# Exercise material start
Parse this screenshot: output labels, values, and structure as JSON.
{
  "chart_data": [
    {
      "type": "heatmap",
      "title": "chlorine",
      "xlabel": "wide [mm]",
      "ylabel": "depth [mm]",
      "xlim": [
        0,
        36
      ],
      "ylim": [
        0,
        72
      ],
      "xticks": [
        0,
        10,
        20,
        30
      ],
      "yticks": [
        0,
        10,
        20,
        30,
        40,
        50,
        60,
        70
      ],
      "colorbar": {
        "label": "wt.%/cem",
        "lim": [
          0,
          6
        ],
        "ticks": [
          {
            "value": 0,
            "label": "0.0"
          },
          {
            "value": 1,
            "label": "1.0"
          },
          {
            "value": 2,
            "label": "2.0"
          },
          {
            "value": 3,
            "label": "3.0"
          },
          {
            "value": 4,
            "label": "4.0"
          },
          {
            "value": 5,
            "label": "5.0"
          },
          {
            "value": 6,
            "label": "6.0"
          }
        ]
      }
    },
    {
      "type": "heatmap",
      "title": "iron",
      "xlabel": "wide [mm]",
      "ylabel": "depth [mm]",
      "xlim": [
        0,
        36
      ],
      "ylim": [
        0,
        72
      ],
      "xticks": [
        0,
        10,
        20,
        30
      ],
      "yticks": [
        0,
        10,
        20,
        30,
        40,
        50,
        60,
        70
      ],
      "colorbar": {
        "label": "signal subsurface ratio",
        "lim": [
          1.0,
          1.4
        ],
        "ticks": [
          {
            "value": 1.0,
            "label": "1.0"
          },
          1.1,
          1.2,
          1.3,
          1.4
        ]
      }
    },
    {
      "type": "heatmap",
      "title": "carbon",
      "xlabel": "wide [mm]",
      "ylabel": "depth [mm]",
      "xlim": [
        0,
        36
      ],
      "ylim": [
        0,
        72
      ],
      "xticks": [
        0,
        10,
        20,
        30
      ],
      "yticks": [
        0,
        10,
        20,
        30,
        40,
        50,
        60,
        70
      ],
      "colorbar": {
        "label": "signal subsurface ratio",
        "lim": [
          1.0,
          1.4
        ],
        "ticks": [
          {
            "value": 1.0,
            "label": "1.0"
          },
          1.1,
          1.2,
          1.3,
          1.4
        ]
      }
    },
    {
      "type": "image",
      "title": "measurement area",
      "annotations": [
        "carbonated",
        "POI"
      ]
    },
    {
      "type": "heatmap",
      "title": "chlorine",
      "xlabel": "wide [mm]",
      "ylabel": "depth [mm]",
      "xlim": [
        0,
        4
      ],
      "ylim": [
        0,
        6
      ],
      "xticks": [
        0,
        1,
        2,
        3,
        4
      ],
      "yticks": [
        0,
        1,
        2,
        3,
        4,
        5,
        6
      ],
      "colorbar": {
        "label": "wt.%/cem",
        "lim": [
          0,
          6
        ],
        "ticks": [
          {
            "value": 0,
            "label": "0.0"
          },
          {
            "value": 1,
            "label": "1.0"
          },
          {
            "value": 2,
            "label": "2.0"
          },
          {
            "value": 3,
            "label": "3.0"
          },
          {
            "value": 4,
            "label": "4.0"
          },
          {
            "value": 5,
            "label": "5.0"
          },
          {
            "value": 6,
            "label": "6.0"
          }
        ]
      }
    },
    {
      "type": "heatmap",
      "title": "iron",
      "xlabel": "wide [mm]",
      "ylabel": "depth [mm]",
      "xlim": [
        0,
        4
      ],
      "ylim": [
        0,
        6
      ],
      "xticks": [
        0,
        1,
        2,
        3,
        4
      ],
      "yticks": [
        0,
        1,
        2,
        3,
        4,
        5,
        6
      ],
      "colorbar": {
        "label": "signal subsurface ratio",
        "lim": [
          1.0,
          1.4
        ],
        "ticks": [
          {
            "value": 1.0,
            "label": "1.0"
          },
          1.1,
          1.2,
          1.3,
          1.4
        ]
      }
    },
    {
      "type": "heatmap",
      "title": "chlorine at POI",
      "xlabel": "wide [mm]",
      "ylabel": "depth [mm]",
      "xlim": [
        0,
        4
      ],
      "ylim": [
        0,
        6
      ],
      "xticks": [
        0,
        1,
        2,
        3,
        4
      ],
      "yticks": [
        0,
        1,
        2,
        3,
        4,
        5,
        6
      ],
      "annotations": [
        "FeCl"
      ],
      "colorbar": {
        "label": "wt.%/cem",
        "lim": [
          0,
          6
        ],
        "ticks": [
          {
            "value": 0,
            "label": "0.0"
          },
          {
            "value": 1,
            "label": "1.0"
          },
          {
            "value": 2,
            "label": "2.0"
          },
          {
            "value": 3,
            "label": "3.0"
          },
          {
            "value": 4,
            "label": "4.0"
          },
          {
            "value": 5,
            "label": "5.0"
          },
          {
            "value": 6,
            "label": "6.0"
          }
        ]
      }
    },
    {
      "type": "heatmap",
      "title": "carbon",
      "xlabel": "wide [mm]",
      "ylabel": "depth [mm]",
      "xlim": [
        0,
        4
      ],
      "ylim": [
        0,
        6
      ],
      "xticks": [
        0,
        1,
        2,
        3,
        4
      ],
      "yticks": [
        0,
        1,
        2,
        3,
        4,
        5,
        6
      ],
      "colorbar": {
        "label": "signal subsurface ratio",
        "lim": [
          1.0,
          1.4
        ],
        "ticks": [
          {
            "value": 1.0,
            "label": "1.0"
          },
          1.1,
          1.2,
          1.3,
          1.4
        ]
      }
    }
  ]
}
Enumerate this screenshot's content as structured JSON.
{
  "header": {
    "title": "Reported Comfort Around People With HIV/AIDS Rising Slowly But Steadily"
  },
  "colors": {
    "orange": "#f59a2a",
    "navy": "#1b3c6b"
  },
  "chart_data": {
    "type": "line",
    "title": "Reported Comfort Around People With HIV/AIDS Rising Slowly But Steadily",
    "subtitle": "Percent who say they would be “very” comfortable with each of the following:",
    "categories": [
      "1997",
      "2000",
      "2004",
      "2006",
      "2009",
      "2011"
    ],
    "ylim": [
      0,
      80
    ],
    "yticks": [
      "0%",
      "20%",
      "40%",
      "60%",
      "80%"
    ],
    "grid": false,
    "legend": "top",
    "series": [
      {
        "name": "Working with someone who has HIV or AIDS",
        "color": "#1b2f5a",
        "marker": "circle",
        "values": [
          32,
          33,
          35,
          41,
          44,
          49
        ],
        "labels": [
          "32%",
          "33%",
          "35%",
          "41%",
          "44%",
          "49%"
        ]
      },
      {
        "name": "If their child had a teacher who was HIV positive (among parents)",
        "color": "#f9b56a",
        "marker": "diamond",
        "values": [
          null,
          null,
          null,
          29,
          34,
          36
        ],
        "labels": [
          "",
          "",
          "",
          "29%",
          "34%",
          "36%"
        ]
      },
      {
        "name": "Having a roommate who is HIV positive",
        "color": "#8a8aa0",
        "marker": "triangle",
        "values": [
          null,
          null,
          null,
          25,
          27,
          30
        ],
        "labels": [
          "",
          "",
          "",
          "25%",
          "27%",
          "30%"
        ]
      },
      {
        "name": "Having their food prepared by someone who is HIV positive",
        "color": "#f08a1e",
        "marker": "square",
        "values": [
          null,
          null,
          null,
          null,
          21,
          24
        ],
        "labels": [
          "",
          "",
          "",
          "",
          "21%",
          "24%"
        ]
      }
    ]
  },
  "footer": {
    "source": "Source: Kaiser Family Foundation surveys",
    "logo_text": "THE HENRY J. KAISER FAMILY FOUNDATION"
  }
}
# Exercise material end
Your task:
Collect the lines that hold "someone".

Exercise response:
        "name": "Working with someone who has HIV or AIDS",
        "name": "Having their food prepared by someone who is HIV positive",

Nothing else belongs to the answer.